#### 指示 A:
記録のうち、「- Polygon shape: [553, 401, 600, 436]」を含む行から「- Polygon shape: [235, 328, 320, 381]」を含む行までを両端も含めて取り出し、空行を除いたうえで「番号」と「行」の2列からなるMarkdownの表に書き直すこと。

国際食料情報学部食料環境経済学科 准教授 上岡 美保

農業の大切を知る効用も

わが国の食生活は、社会環境の変化に伴って大きく変化してきた。例えば、栄養バランスの崩れや孤食・個食・欠食といった食事状況の悪化、食品ロスの増加、農と食の距離の乖離、そして食料自給率の低下等、実にさまざまな問題を抱えている。こうした状況下で、2005年7月には「食育基本法」が成立し、「食」に関する教育の重要性が改めて示された。ここでは国民の食生活改善にどう取り組むべきか、また、食育を実践することの社会的意義は何かについて考えたい。

 

2010年子どもの食生活

「食育基本法」が施行される以前の2001年、日本フードシステム学会は「2010年食品産業の展望と課題」プロジェクトに取り組んだ。その中で、著者も調査に関わった「食生活・外食分科会」(代表谷野陽)は、食の専門家(食品企業、農業団体関係者や、研究者やジャーナリスト等)を対象に、2010年の食生活予測調査を行っている。本調査結果から、団塊三世世代(平成10年生まれ前後の子ども)の食生活予測結果についてみてみる。  まず、加工食品と外食に関する項目では、「ハンバーガーなどのファーストフードが大好きである」、「カップ麺などのインスタント食品をよく食べる」などいずれの項目も増加の可能性が指摘されている。こうした食の「外部化」は、調理技術の低下を招くだけでなく、農産物や農業に対する関心の薄れとなり、結果的に食品ロスの増加につながりかねない。

#### 指示 B:
抜粋の中から、「農業の大切を知る効用も」から「意義は何かについて考えたい。」までを、終わりの語句も含めて一字一句そのまま書き出すこと。

#### 表示された記録:

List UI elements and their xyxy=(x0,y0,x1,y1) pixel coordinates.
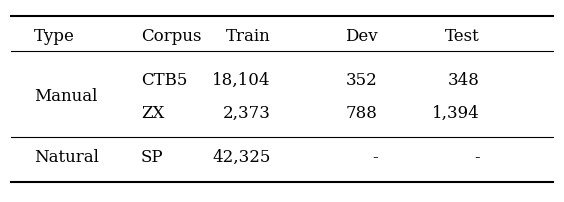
Text: Test: Test xyxy=(444,28,479,45)
Text: -: - xyxy=(474,149,479,166)
Text: 788: 788 xyxy=(346,105,378,122)
Text: Type: Type xyxy=(34,28,74,45)
Text: 18,104: 18,104 xyxy=(212,72,271,89)
Text: 1,394: 1,394 xyxy=(431,105,479,122)
Text: ZX: ZX xyxy=(141,105,164,122)
Text: Train: Train xyxy=(226,28,271,45)
Text: 42,325: 42,325 xyxy=(212,149,271,166)
Text: 352: 352 xyxy=(346,72,378,89)
Text: Manual: Manual xyxy=(34,88,97,105)
Text: Dev: Dev xyxy=(345,28,378,45)
Text: CTB5: CTB5 xyxy=(141,72,187,89)
Text: Corpus: Corpus xyxy=(141,28,201,45)
Text: Natural: Natural xyxy=(34,149,99,166)
Text: 348: 348 xyxy=(447,72,479,89)
Text: 2,373: 2,373 xyxy=(223,105,271,122)
Text: SP: SP xyxy=(141,149,164,166)
Text: -: - xyxy=(372,149,378,166)
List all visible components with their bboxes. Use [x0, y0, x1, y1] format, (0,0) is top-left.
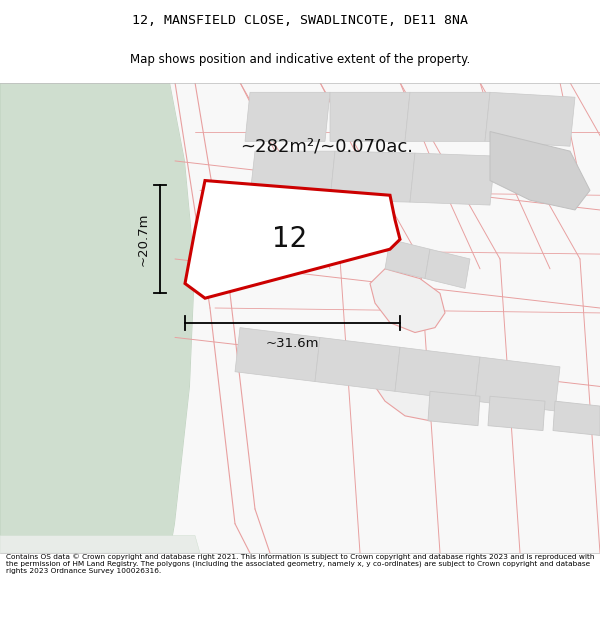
- Polygon shape: [553, 401, 600, 436]
- Text: Contains OS data © Crown copyright and database right 2021. This information is : Contains OS data © Crown copyright and d…: [6, 553, 595, 574]
- Polygon shape: [425, 249, 470, 288]
- Polygon shape: [185, 181, 400, 298]
- Polygon shape: [235, 328, 320, 381]
- Polygon shape: [405, 92, 490, 141]
- Text: Map shows position and indicative extent of the property.: Map shows position and indicative extent…: [130, 53, 470, 66]
- Polygon shape: [385, 239, 430, 279]
- Text: ~282m²/~0.070ac.: ~282m²/~0.070ac.: [240, 138, 413, 155]
- Polygon shape: [0, 82, 195, 553]
- Polygon shape: [488, 396, 545, 431]
- Text: 12, MANSFIELD CLOSE, SWADLINCOTE, DE11 8NA: 12, MANSFIELD CLOSE, SWADLINCOTE, DE11 8…: [132, 14, 468, 27]
- Polygon shape: [315, 338, 400, 391]
- Polygon shape: [475, 357, 560, 411]
- Polygon shape: [330, 92, 410, 141]
- Polygon shape: [250, 151, 335, 200]
- Polygon shape: [428, 391, 480, 426]
- Polygon shape: [0, 536, 200, 553]
- Polygon shape: [245, 92, 330, 141]
- Polygon shape: [330, 151, 415, 202]
- Text: ~20.7m: ~20.7m: [137, 213, 150, 266]
- Polygon shape: [370, 357, 460, 421]
- Text: ~31.6m: ~31.6m: [266, 338, 319, 351]
- Polygon shape: [395, 348, 480, 401]
- Polygon shape: [170, 82, 600, 553]
- Polygon shape: [485, 92, 575, 146]
- Polygon shape: [410, 153, 495, 205]
- Polygon shape: [490, 131, 590, 210]
- Text: 12: 12: [272, 226, 308, 253]
- Polygon shape: [370, 269, 445, 332]
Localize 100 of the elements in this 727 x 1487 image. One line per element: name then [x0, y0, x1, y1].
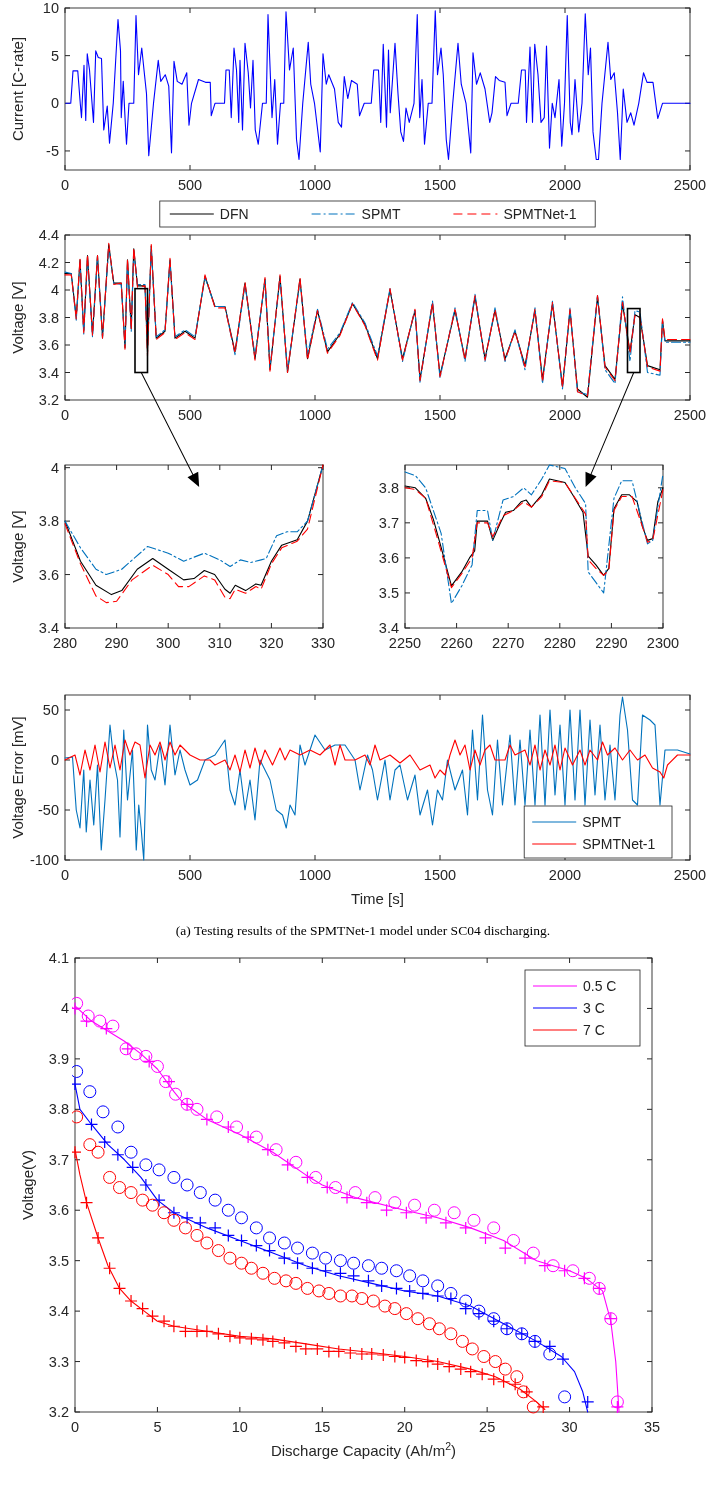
point [235, 1256, 249, 1270]
legend-label: 0.5 C [583, 978, 617, 994]
point [378, 1299, 392, 1313]
point [241, 1130, 255, 1144]
point [556, 1352, 570, 1366]
point [142, 1054, 156, 1069]
point [361, 1274, 376, 1288]
point [582, 1271, 596, 1285]
point [152, 1163, 166, 1177]
point [256, 1333, 270, 1347]
y-tick-label: 3.4 [38, 620, 59, 636]
point [422, 1317, 436, 1331]
point [375, 1261, 389, 1275]
x-tick-label: 500 [177, 177, 203, 193]
point [487, 1221, 501, 1235]
point [444, 1286, 458, 1300]
x-tick-label: 300 [156, 635, 181, 651]
point [262, 1243, 277, 1258]
point [343, 1346, 357, 1360]
point [249, 1130, 263, 1144]
point [459, 1301, 473, 1316]
point [234, 1233, 249, 1248]
point [389, 1264, 403, 1278]
point [577, 1271, 592, 1285]
x-tick-label: 30 [561, 1419, 578, 1435]
point [305, 1261, 319, 1275]
point [332, 1344, 346, 1359]
x-tick-label: 1000 [298, 867, 332, 883]
point [91, 1231, 105, 1245]
point [84, 1117, 99, 1132]
point [169, 1087, 183, 1101]
point [235, 1211, 249, 1225]
y-tick-label: 3.9 [48, 1050, 69, 1067]
y-tick-label: 10 [42, 0, 59, 16]
point [289, 1339, 303, 1354]
x-tick-label: 280 [52, 635, 78, 651]
x-tick-label: 1000 [298, 177, 332, 193]
point [221, 1120, 235, 1134]
point [322, 1286, 336, 1300]
point [178, 1221, 192, 1235]
point [139, 1049, 153, 1063]
x-tick-label: 2000 [548, 407, 582, 423]
y-tick-label: 3.8 [48, 1101, 69, 1118]
point [289, 1155, 303, 1169]
y-axis-title: Voltage Error [mV] [9, 716, 26, 839]
point [83, 1138, 97, 1152]
point [289, 1276, 303, 1290]
point [279, 1274, 293, 1288]
point [221, 1228, 235, 1243]
point [376, 1348, 390, 1362]
point [464, 1365, 478, 1379]
point [388, 1302, 402, 1316]
point [310, 1342, 324, 1356]
y-tick-label: 3.5 [48, 1252, 69, 1269]
point [211, 1244, 225, 1258]
x-axis-title: Time [s] [351, 890, 404, 907]
point [399, 1307, 413, 1321]
point [267, 1271, 281, 1285]
y-tick-label: 3.6 [378, 549, 399, 566]
x-tick-label: 1000 [298, 407, 332, 423]
point [328, 1181, 342, 1195]
point [221, 1203, 235, 1217]
x-tick-label: 0 [70, 1419, 80, 1435]
point [345, 1289, 359, 1303]
y-tick-label: 3.8 [38, 513, 59, 530]
point [281, 1158, 295, 1172]
x-axis-title: Discharge Capacity (Ah/m$^{2}$) [270, 1440, 457, 1459]
point [157, 1206, 171, 1220]
point [340, 1191, 354, 1205]
point [409, 1353, 423, 1368]
point [126, 1160, 140, 1174]
point [309, 1170, 323, 1184]
point [375, 1279, 389, 1293]
point [79, 1196, 94, 1210]
point [454, 1362, 468, 1376]
point [152, 1193, 166, 1207]
point [193, 1216, 207, 1230]
point [145, 1309, 160, 1323]
x-tick-label: 20 [396, 1419, 413, 1435]
y-tick-label: 50 [42, 702, 59, 718]
point [399, 1206, 413, 1220]
point [244, 1332, 258, 1346]
point [546, 1259, 560, 1273]
y-tick-label: -100 [29, 852, 59, 868]
point [360, 1196, 374, 1210]
point [233, 1331, 247, 1345]
point [478, 1231, 493, 1245]
y-tick-label: 3.6 [38, 337, 59, 353]
x-tick-label: 25 [479, 1419, 496, 1435]
point [442, 1360, 456, 1374]
point [113, 1181, 127, 1195]
point [416, 1286, 430, 1301]
point [475, 1367, 489, 1381]
point [249, 1221, 263, 1235]
y-tick-label: 4.4 [38, 227, 59, 243]
point [79, 1014, 94, 1028]
point [411, 1312, 425, 1326]
point [520, 1385, 534, 1399]
point [581, 1395, 595, 1409]
y-axis-title: Voltage(V) [19, 1149, 36, 1221]
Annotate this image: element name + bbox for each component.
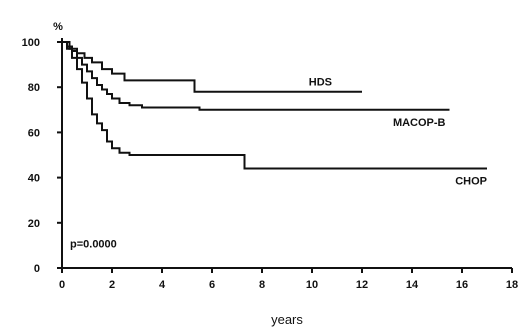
x-tick-label: 18	[506, 279, 518, 291]
y-ticks: 0 20 40 60 80 100	[22, 37, 62, 275]
y-tick-label: 60	[28, 127, 40, 139]
y-tick-label: 0	[34, 263, 40, 275]
series-label-chop: CHOP	[455, 176, 487, 188]
x-ticks: 0 2 4 6 8 10 12 14 16 18	[59, 268, 518, 291]
x-tick-label: 12	[356, 279, 368, 291]
x-tick-label: 0	[59, 279, 65, 291]
y-axis-unit-label: %	[53, 21, 63, 33]
x-axis-label: years	[271, 312, 303, 327]
series-label-macop-b: MACOP-B	[393, 117, 446, 129]
series-line-hds	[62, 41, 362, 93]
x-tick-label: 10	[306, 279, 318, 291]
series-label-hds: HDS	[309, 77, 332, 89]
x-tick-label: 14	[406, 279, 419, 291]
series-labels: HDS MACOP-B CHOP	[309, 77, 487, 188]
y-tick-label: 80	[28, 82, 40, 94]
y-tick-label: 40	[28, 173, 40, 185]
y-tick-label: 100	[22, 37, 40, 49]
p-value-annotation: p=0.0000	[70, 239, 117, 251]
series-line-chop	[62, 41, 487, 170]
x-tick-label: 2	[109, 279, 115, 291]
chart-axes: 0 2 4 6 8 10 12 14 16 18 0 20 40 60 80 100	[22, 37, 518, 291]
x-tick-label: 6	[209, 279, 215, 291]
x-tick-label: 4	[159, 279, 166, 291]
x-tick-label: 8	[259, 279, 265, 291]
y-tick-label: 20	[28, 218, 40, 230]
series-lines	[62, 41, 487, 170]
series-line-macop-b	[62, 41, 450, 111]
x-tick-label: 16	[456, 279, 468, 291]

#### 解答全文 A:
| 番号 | 行 |
|---|---|
| 1 | - Polygon shape: [553, 401, 600, 436] |
| 2 | - Text: Contains OS data © Crown copyright and database right 2021. This information is : Contains OS data © Crown copyright and d…: [6, 553, 595, 574] |
| 3 | - Polygon shape: [425, 249, 470, 288] |
| 4 | - Polygon shape: [185, 181, 400, 298] |
| 5 | - Polygon shape: [235, 328, 320, 381] |

#### 解答全文 B:
農業の大切を知る効用も

わが国の食生活は、社会環境の変化に伴って大きく変化してきた。例えば、栄養バランスの崩れや孤食・個食・欠食といった食事状況の悪化、食品ロスの増加、農と食の距離の乖離、そして食料自給率の低下等、実にさまざまな問題を抱えている。こうした状況下で、2005年7月には「食育基本法」が成立し、「食」に関する教育の重要性が改めて示された。ここでは国民の食生活改善にどう取り組むべきか、また、食育を実践することの社会的意義は何かについて考えたい。